Source data
####

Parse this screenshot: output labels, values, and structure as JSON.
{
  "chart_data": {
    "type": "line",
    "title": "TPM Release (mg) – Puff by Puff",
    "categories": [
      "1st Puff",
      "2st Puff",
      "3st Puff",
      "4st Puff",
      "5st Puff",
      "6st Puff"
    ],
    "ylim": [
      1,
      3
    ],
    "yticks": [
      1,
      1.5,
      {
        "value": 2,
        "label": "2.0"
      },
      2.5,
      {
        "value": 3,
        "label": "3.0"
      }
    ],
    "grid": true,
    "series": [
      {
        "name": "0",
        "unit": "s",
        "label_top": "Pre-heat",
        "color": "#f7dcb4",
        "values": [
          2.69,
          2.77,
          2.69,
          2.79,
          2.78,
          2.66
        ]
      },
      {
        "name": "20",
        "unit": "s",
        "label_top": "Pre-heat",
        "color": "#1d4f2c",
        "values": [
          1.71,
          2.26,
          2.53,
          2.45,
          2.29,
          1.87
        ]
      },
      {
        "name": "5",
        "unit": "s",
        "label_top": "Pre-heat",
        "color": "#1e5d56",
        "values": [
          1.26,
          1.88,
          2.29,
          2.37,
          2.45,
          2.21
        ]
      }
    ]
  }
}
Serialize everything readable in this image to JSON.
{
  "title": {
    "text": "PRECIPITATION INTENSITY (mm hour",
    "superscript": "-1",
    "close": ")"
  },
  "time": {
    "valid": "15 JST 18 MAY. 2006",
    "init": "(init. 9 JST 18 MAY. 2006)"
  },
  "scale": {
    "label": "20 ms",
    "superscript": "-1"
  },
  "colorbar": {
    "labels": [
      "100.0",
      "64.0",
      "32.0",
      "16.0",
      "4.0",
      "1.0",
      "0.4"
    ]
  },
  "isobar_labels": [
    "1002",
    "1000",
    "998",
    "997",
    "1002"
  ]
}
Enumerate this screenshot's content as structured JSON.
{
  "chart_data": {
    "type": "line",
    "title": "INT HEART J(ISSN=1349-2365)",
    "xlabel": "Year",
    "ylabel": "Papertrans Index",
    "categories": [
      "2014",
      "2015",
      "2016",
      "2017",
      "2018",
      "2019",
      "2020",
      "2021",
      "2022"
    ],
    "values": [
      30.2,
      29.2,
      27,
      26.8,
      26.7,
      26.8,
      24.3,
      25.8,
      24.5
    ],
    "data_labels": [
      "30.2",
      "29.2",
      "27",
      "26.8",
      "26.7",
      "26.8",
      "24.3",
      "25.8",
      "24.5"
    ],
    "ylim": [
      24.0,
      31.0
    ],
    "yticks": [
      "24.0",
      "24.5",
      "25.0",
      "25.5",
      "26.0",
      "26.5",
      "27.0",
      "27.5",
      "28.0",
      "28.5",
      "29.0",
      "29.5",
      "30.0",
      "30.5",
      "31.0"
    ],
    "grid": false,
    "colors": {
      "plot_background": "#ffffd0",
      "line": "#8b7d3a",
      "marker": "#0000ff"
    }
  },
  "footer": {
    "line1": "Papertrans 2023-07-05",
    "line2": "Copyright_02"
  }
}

####

▶ [TO BE DONE]
Count the lines of these entries that hold the string "Puff", and give only that number.

▶ [EXPECTED OUTPUT]
7